--- START OF Exercise input ---

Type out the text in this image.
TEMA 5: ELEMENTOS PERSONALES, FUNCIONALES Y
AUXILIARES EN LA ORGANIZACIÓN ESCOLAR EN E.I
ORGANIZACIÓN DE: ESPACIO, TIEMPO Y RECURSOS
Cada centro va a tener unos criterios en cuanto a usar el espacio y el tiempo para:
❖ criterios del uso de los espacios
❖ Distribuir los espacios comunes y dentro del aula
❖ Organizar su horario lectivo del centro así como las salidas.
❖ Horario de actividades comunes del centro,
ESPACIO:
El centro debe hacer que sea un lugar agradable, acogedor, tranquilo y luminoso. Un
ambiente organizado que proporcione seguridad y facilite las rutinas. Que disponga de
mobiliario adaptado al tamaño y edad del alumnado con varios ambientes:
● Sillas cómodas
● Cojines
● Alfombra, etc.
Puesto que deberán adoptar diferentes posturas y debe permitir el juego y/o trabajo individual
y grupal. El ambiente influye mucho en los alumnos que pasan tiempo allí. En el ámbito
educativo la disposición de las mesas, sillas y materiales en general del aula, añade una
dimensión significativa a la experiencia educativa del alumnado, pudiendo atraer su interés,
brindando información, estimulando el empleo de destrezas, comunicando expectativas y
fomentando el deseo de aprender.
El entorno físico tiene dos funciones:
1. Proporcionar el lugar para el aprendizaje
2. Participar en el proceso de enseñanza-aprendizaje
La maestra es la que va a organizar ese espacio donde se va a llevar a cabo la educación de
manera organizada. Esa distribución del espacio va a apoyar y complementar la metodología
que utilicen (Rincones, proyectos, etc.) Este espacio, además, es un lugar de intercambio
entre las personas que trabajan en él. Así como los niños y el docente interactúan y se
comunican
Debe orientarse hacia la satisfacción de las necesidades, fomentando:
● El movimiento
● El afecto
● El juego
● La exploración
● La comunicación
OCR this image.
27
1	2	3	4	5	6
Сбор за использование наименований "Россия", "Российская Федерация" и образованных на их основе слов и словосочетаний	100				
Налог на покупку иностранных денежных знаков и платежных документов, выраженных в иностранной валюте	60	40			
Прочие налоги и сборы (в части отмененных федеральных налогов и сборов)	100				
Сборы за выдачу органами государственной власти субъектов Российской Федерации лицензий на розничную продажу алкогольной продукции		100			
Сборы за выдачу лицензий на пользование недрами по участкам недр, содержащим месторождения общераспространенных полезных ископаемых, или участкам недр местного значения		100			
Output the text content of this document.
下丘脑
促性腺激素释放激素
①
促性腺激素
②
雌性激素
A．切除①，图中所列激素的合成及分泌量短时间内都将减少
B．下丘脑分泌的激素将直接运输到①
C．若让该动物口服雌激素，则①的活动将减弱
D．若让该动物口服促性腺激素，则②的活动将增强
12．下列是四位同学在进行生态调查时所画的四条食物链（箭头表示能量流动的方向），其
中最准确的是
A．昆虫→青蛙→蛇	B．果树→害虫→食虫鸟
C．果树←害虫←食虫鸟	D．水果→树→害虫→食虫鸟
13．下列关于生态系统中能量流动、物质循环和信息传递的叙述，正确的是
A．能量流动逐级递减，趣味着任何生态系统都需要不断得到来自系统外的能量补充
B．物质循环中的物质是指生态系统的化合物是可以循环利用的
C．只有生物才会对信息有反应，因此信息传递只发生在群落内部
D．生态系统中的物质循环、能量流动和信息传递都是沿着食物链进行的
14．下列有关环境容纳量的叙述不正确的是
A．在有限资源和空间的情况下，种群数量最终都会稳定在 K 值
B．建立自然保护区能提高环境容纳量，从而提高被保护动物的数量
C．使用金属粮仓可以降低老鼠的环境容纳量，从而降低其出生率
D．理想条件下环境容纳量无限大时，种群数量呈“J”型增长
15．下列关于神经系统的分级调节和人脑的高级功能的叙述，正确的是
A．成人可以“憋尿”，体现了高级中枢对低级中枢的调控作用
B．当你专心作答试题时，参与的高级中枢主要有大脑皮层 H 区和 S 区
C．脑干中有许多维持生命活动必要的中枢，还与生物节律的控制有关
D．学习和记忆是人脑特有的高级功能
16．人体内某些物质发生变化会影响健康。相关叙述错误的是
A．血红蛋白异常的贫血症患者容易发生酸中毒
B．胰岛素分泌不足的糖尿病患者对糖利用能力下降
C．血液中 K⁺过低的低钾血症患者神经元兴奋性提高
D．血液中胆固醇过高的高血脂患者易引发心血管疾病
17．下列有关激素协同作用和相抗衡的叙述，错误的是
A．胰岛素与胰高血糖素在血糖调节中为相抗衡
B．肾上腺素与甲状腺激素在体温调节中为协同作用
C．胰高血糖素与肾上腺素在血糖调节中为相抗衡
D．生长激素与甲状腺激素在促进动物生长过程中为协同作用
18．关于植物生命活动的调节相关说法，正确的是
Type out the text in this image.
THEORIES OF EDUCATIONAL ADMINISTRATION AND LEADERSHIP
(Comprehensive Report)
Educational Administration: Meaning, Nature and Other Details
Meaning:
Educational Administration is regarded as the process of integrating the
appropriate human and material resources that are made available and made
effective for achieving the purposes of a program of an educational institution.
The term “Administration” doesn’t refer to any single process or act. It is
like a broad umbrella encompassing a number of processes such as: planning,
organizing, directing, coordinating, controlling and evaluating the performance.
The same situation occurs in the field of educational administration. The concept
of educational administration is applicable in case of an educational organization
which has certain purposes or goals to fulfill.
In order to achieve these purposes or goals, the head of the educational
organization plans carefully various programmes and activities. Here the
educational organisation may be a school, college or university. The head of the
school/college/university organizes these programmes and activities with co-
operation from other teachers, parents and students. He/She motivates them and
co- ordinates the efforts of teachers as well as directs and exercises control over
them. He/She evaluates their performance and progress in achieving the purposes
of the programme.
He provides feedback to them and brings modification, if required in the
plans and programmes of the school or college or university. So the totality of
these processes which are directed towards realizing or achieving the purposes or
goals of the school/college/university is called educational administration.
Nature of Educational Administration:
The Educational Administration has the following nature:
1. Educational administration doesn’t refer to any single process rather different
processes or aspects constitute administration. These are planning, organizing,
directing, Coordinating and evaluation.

--- END OF Exercise input ---

Above are records; say how many of their lines contain the word "organizing", giving only the number.

Answer to this exercise -
2